Aim: Copy out every one of the items below word for word, leaving out the pictures.

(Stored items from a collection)
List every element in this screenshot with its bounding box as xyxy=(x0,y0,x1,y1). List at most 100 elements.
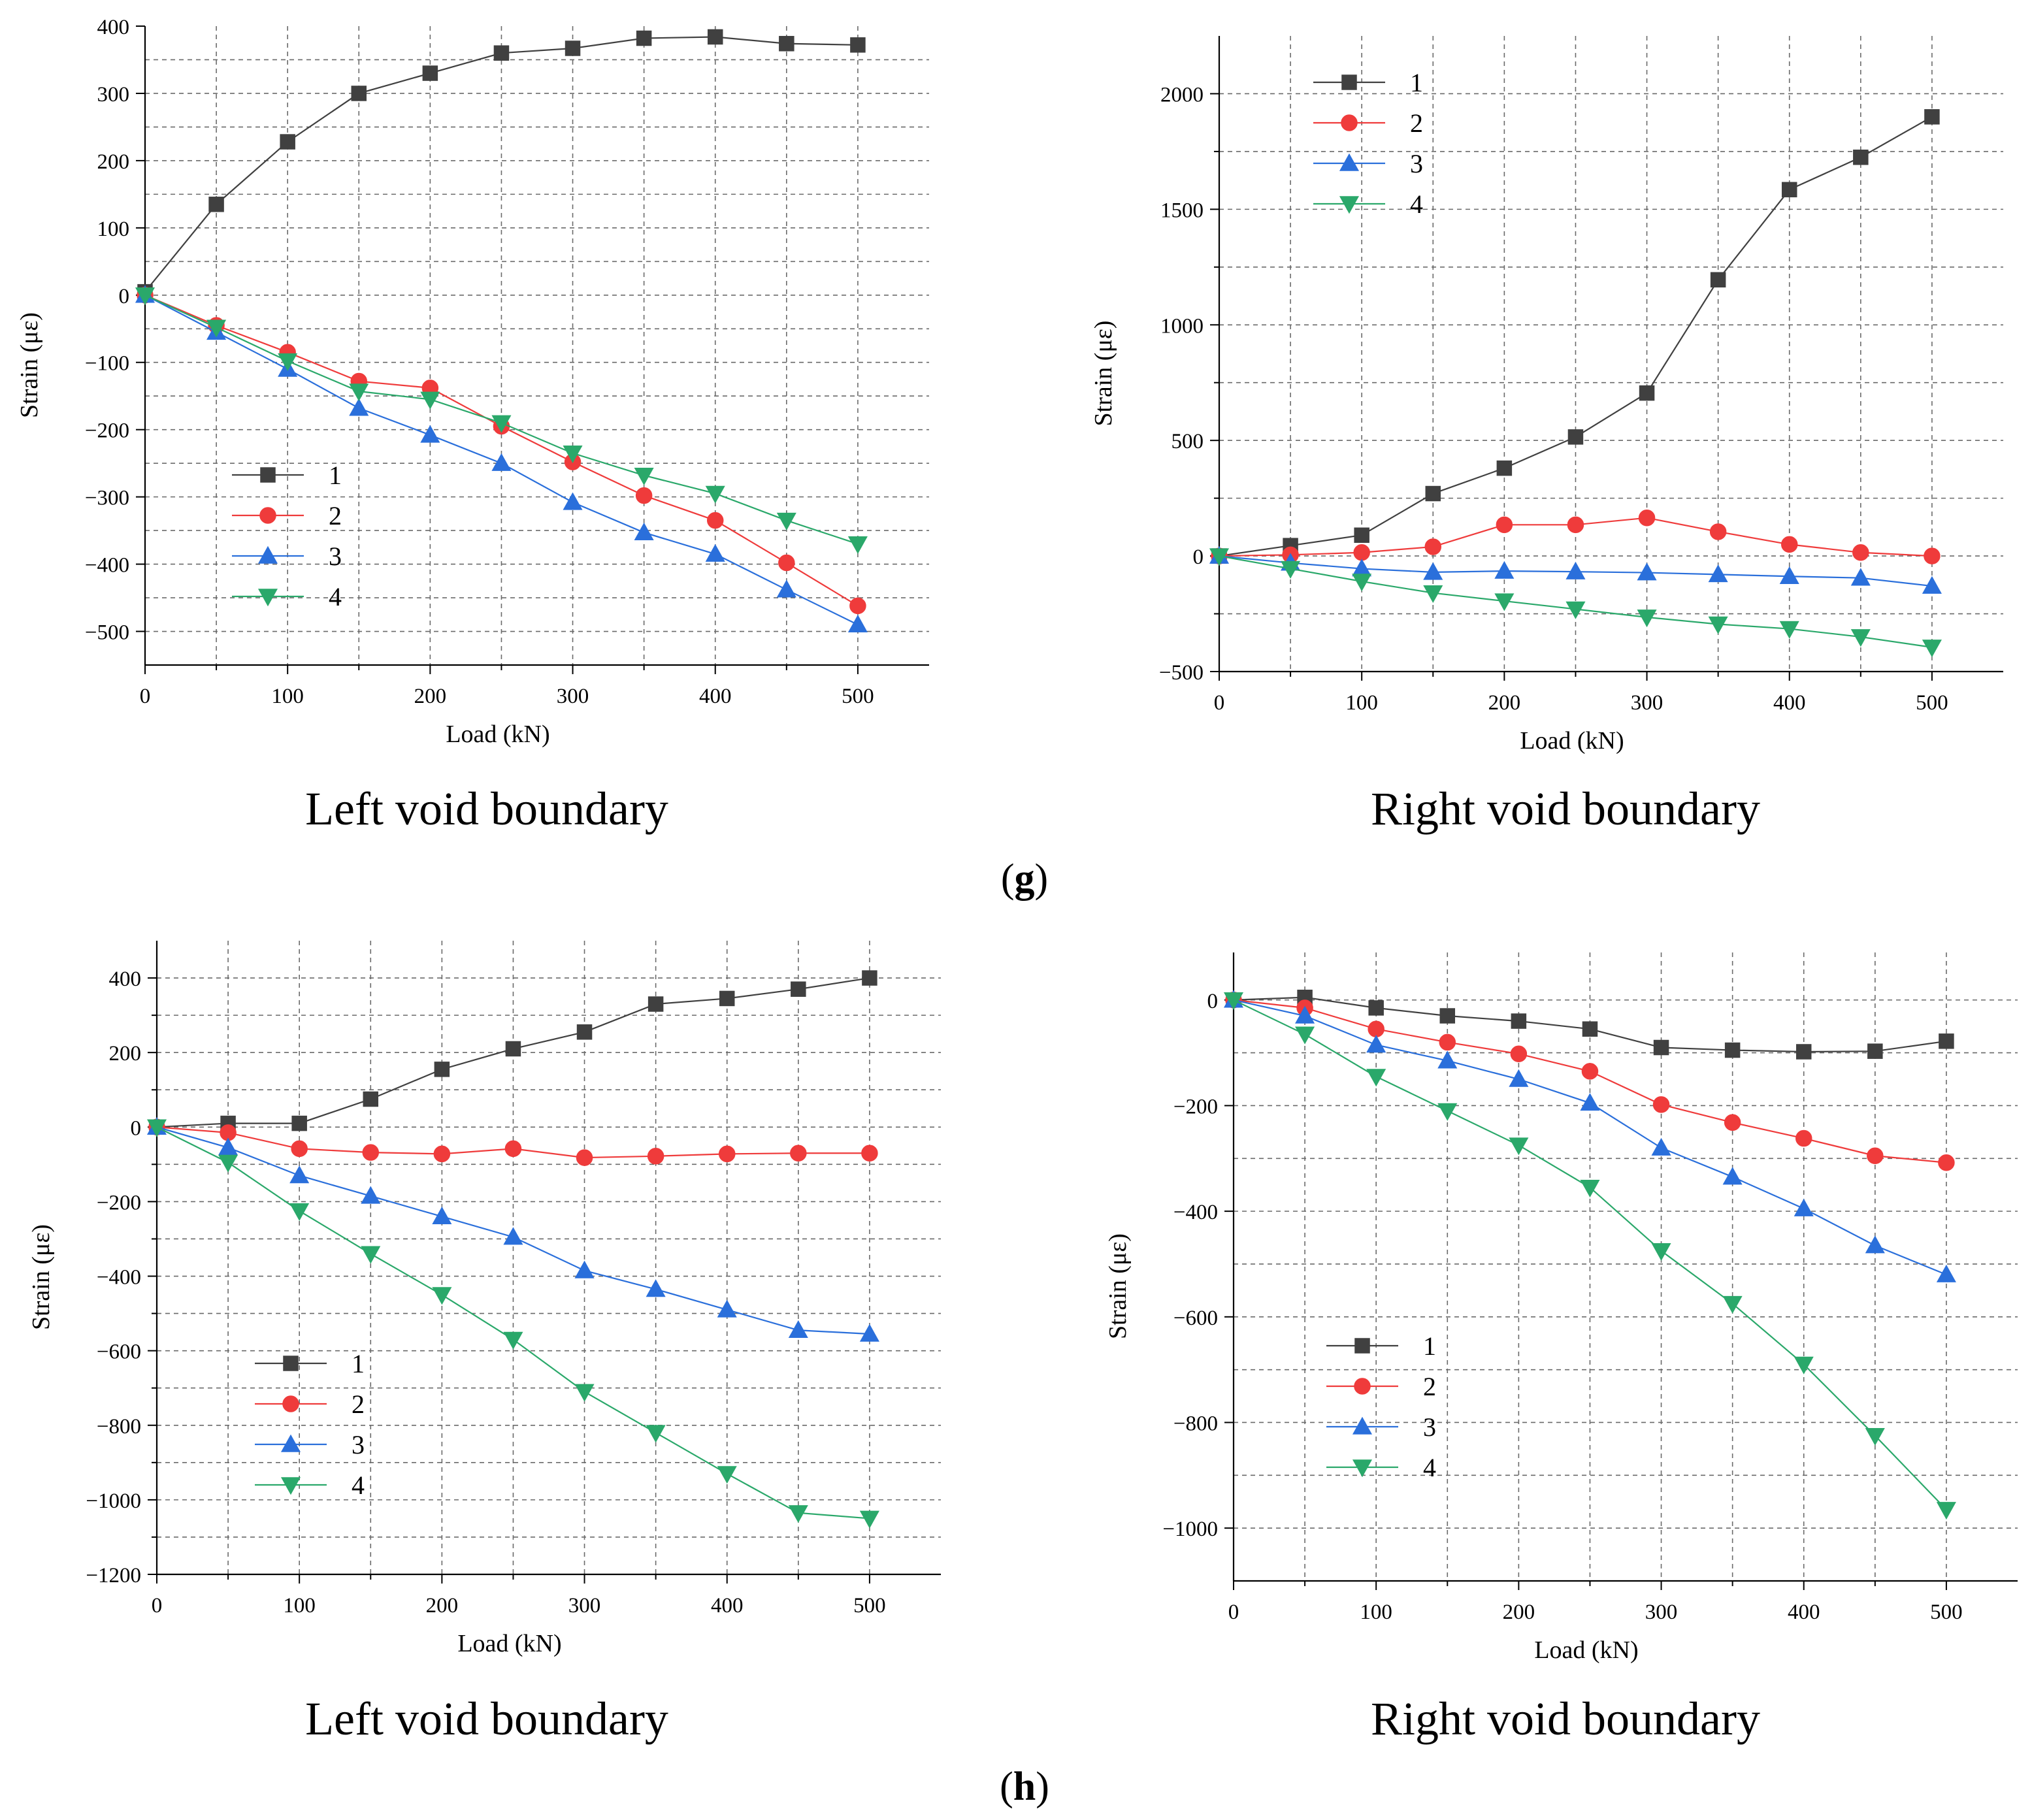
data-point-s3 xyxy=(1637,562,1657,581)
data-point-s4 xyxy=(432,1287,452,1305)
x-tick-label: 200 xyxy=(414,685,447,708)
data-point-s2 xyxy=(1938,1154,1955,1171)
legend-marker-4 xyxy=(1339,196,1360,214)
panel-label-g: (g) xyxy=(1001,856,1048,901)
data-point-s4 xyxy=(1494,593,1515,611)
data-point-s4 xyxy=(1865,1427,1885,1446)
data-point-s3 xyxy=(1565,561,1586,579)
data-point-s2 xyxy=(1510,1045,1528,1062)
data-point-s4 xyxy=(135,287,156,306)
legend-label-2: 2 xyxy=(1410,108,1423,138)
data-point-s2 xyxy=(706,512,724,529)
legend-label-2: 2 xyxy=(329,501,342,530)
x-tick-label: 0 xyxy=(1228,1601,1239,1624)
x-tick-label: 200 xyxy=(426,1594,459,1617)
x-tick-label: 100 xyxy=(271,685,304,708)
y-axis-title: Strain (με) xyxy=(1090,321,1117,427)
x-tick-label: 500 xyxy=(1930,1601,1963,1624)
data-point-s3 xyxy=(1922,576,1942,594)
legend-label-3: 3 xyxy=(1423,1412,1436,1442)
data-point-s3 xyxy=(847,614,868,632)
data-point-s3 xyxy=(420,425,440,443)
y-tick-label: −200 xyxy=(85,419,129,443)
y-tick-label: −1000 xyxy=(1162,1518,1218,1541)
data-point-s4 xyxy=(1565,601,1586,619)
data-point-s4 xyxy=(859,1510,879,1529)
data-point-s4 xyxy=(646,1425,666,1443)
legend-label-3: 3 xyxy=(329,542,342,571)
data-point-s2 xyxy=(362,1144,380,1161)
x-tick-label: 200 xyxy=(1488,691,1521,715)
data-point-s2 xyxy=(1439,1033,1456,1051)
data-point-s2 xyxy=(433,1145,451,1163)
data-point-s2 xyxy=(1795,1129,1812,1147)
data-point-s4 xyxy=(289,1203,310,1221)
data-point-s3 xyxy=(574,1260,595,1278)
data-point-s4 xyxy=(1850,629,1871,647)
data-point-s1 xyxy=(791,981,806,997)
data-point-s1 xyxy=(1354,527,1369,543)
x-tick-label: 400 xyxy=(711,1594,744,1617)
x-tick-label: 100 xyxy=(283,1594,316,1617)
data-point-s3 xyxy=(1722,1167,1743,1185)
data-point-s2 xyxy=(1780,536,1798,553)
data-point-s1 xyxy=(779,36,795,52)
data-point-s4 xyxy=(1281,561,1301,579)
data-point-s4 xyxy=(788,1505,808,1523)
legend-label-1: 1 xyxy=(352,1349,365,1378)
chart-g-right: 0 100 200 300 400 500 −500 0 500 1000 1500 2000 Load… xyxy=(1090,36,2003,835)
data-point-s2 xyxy=(1567,516,1584,534)
y-tick-label: 2000 xyxy=(1160,83,1204,106)
data-point-s4 xyxy=(1437,1103,1458,1121)
data-point-s4 xyxy=(1209,548,1230,566)
data-point-s1 xyxy=(1639,385,1655,401)
data-point-s1 xyxy=(1795,1044,1812,1060)
data-point-s1 xyxy=(1853,150,1869,165)
data-point-s1 xyxy=(1425,485,1441,502)
x-tick-label: 400 xyxy=(1788,1601,1820,1624)
data-point-s4 xyxy=(349,383,369,402)
data-point-s2 xyxy=(849,597,866,615)
chart-caption: Left void boundary xyxy=(305,1693,668,1745)
x-axis-title: Load (kN) xyxy=(446,721,549,748)
data-point-s4 xyxy=(420,391,440,410)
data-point-s1 xyxy=(647,996,664,1012)
y-axis-title: Strain (με) xyxy=(16,312,43,418)
data-point-s2 xyxy=(1638,509,1656,527)
data-point-s3 xyxy=(1850,568,1871,586)
y-tick-label: 1500 xyxy=(1160,199,1204,222)
legend-label-2: 2 xyxy=(352,1389,365,1419)
data-point-s2 xyxy=(778,554,795,572)
x-tick-label: 100 xyxy=(1345,691,1378,715)
legend-marker-3 xyxy=(280,1434,301,1452)
data-point-s4 xyxy=(1936,1502,1956,1520)
data-point-s2 xyxy=(1424,538,1442,555)
data-point-s4 xyxy=(1722,1295,1743,1314)
data-point-s2 xyxy=(504,1140,522,1158)
data-point-s4 xyxy=(1352,574,1372,592)
data-point-s1 xyxy=(576,1024,593,1040)
y-tick-label: −600 xyxy=(97,1341,141,1364)
legend-label-4: 4 xyxy=(1423,1453,1436,1482)
y-tick-label: 500 xyxy=(1172,430,1204,453)
legend-label-1: 1 xyxy=(1410,68,1423,97)
x-tick-label: 300 xyxy=(1645,1601,1678,1624)
data-point-s3 xyxy=(289,1165,310,1184)
data-point-s4 xyxy=(1779,621,1799,639)
x-tick-label: 100 xyxy=(1360,1601,1392,1624)
data-point-s1 xyxy=(1368,1000,1384,1016)
data-point-s3 xyxy=(859,1324,879,1342)
y-tick-label: −200 xyxy=(1173,1095,1218,1118)
data-point-s3 xyxy=(218,1137,238,1156)
y-tick-label: 0 xyxy=(131,1116,142,1140)
data-point-s3 xyxy=(1437,1050,1458,1069)
y-tick-label: 1000 xyxy=(1160,314,1204,338)
data-point-s1 xyxy=(1653,1039,1669,1056)
legend-marker-3 xyxy=(1339,153,1360,171)
y-axis-title: Strain (με) xyxy=(1104,1233,1132,1339)
legend-marker-2 xyxy=(1354,1378,1371,1395)
data-point-s3 xyxy=(432,1206,452,1224)
y-tick-label: 200 xyxy=(109,1042,142,1065)
data-point-s3 xyxy=(1936,1264,1956,1282)
x-axis-title: Load (kN) xyxy=(1534,1636,1638,1664)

Solution to the problem:
List every element in this screenshot with its bounding box as xyxy=(x0,y0,x1,y1). List at most 100 elements.
data-point-s3 xyxy=(1637,562,1657,581)
data-point-s4 xyxy=(432,1287,452,1305)
x-tick-label: 200 xyxy=(414,685,447,708)
data-point-s2 xyxy=(1938,1154,1955,1171)
legend-marker-4 xyxy=(1339,196,1360,214)
panel-label-g: (g) xyxy=(1001,856,1048,901)
data-point-s4 xyxy=(1494,593,1515,611)
data-point-s4 xyxy=(1865,1427,1885,1446)
data-point-s3 xyxy=(1565,561,1586,579)
data-point-s2 xyxy=(1510,1045,1528,1062)
data-point-s4 xyxy=(135,287,156,306)
legend-label-2: 2 xyxy=(1410,108,1423,138)
data-point-s2 xyxy=(706,512,724,529)
legend-label-2: 2 xyxy=(329,501,342,530)
x-tick-label: 0 xyxy=(1228,1601,1239,1624)
x-tick-label: 200 xyxy=(426,1594,459,1617)
x-tick-label: 100 xyxy=(271,685,304,708)
y-axis-title: Strain (με) xyxy=(1090,321,1117,427)
x-tick-label: 500 xyxy=(1930,1601,1963,1624)
data-point-s3 xyxy=(1922,576,1942,594)
legend-label-3: 3 xyxy=(1423,1412,1436,1442)
data-point-s3 xyxy=(847,614,868,632)
data-point-s3 xyxy=(420,425,440,443)
y-tick-label: −200 xyxy=(85,419,129,443)
y-tick-label: −1000 xyxy=(1162,1518,1218,1541)
data-point-s4 xyxy=(1565,601,1586,619)
data-point-s4 xyxy=(859,1510,879,1529)
data-point-s4 xyxy=(646,1425,666,1443)
legend-label-3: 3 xyxy=(329,542,342,571)
data-point-s2 xyxy=(362,1144,380,1161)
x-tick-label: 200 xyxy=(1488,691,1521,715)
data-point-s2 xyxy=(1439,1033,1456,1051)
data-point-s2 xyxy=(433,1145,451,1163)
data-point-s2 xyxy=(1795,1129,1812,1147)
data-point-s4 xyxy=(289,1203,310,1221)
data-point-s3 xyxy=(574,1260,595,1278)
data-point-s4 xyxy=(1850,629,1871,647)
data-point-s1 xyxy=(791,981,806,997)
data-point-s1 xyxy=(1354,527,1369,543)
x-tick-label: 400 xyxy=(711,1594,744,1617)
x-tick-label: 100 xyxy=(283,1594,316,1617)
data-point-s3 xyxy=(1722,1167,1743,1185)
data-point-s2 xyxy=(1780,536,1798,553)
data-point-s1 xyxy=(779,36,795,52)
data-point-s4 xyxy=(1281,561,1301,579)
data-point-s4 xyxy=(788,1505,808,1523)
legend-label-1: 1 xyxy=(352,1349,365,1378)
chart-g-right: 0 100 200 300 400 500 −500 0 500 1000 1500 2000 Load… xyxy=(1090,36,2003,835)
data-point-s2 xyxy=(1567,516,1584,534)
y-tick-label: 2000 xyxy=(1160,83,1204,106)
data-point-s4 xyxy=(1437,1103,1458,1121)
data-point-s4 xyxy=(1209,548,1230,566)
data-point-s1 xyxy=(1639,385,1655,401)
data-point-s1 xyxy=(1795,1044,1812,1060)
data-point-s1 xyxy=(1853,150,1869,165)
data-point-s1 xyxy=(1425,485,1441,502)
x-tick-label: 400 xyxy=(1788,1601,1820,1624)
data-point-s4 xyxy=(349,383,369,402)
data-point-s2 xyxy=(849,597,866,615)
chart-caption: Left void boundary xyxy=(305,1693,668,1745)
x-axis-title: Load (kN) xyxy=(446,721,549,748)
data-point-s4 xyxy=(420,391,440,410)
data-point-s1 xyxy=(647,996,664,1012)
y-axis-title: Strain (με) xyxy=(16,312,43,418)
data-point-s2 xyxy=(1638,509,1656,527)
data-point-s3 xyxy=(1850,568,1871,586)
y-tick-label: 1500 xyxy=(1160,199,1204,222)
legend-label-2: 2 xyxy=(352,1389,365,1419)
data-point-s2 xyxy=(778,554,795,572)
x-tick-label: 100 xyxy=(1345,691,1378,715)
legend-marker-3 xyxy=(280,1434,301,1452)
data-point-s4 xyxy=(1936,1502,1956,1520)
data-point-s2 xyxy=(1424,538,1442,555)
data-point-s4 xyxy=(1722,1295,1743,1314)
data-point-s2 xyxy=(504,1140,522,1158)
data-point-s4 xyxy=(1352,574,1372,592)
data-point-s1 xyxy=(576,1024,593,1040)
y-tick-label: −600 xyxy=(97,1341,141,1364)
legend-label-4: 4 xyxy=(1423,1453,1436,1482)
y-tick-label: 500 xyxy=(1172,430,1204,453)
legend-label-1: 1 xyxy=(1410,68,1423,97)
x-tick-label: 300 xyxy=(1645,1601,1678,1624)
data-point-s3 xyxy=(289,1165,310,1184)
data-point-s4 xyxy=(1779,621,1799,639)
x-tick-label: 100 xyxy=(1360,1601,1392,1624)
data-point-s1 xyxy=(1368,1000,1384,1016)
data-point-s3 xyxy=(859,1324,879,1342)
y-tick-label: −200 xyxy=(1173,1095,1218,1118)
data-point-s3 xyxy=(218,1137,238,1156)
y-tick-label: 0 xyxy=(131,1116,142,1140)
data-point-s3 xyxy=(1437,1050,1458,1069)
y-tick-label: 1000 xyxy=(1160,314,1204,338)
data-point-s1 xyxy=(1653,1039,1669,1056)
legend-marker-3 xyxy=(1339,153,1360,171)
y-axis-title: Strain (με) xyxy=(1104,1233,1132,1339)
legend-marker-2 xyxy=(1354,1378,1371,1395)
data-point-s3 xyxy=(432,1206,452,1224)
y-tick-label: 200 xyxy=(109,1042,142,1065)
data-point-s3 xyxy=(1936,1264,1956,1282)
x-axis-title: Load (kN) xyxy=(1534,1636,1638,1664)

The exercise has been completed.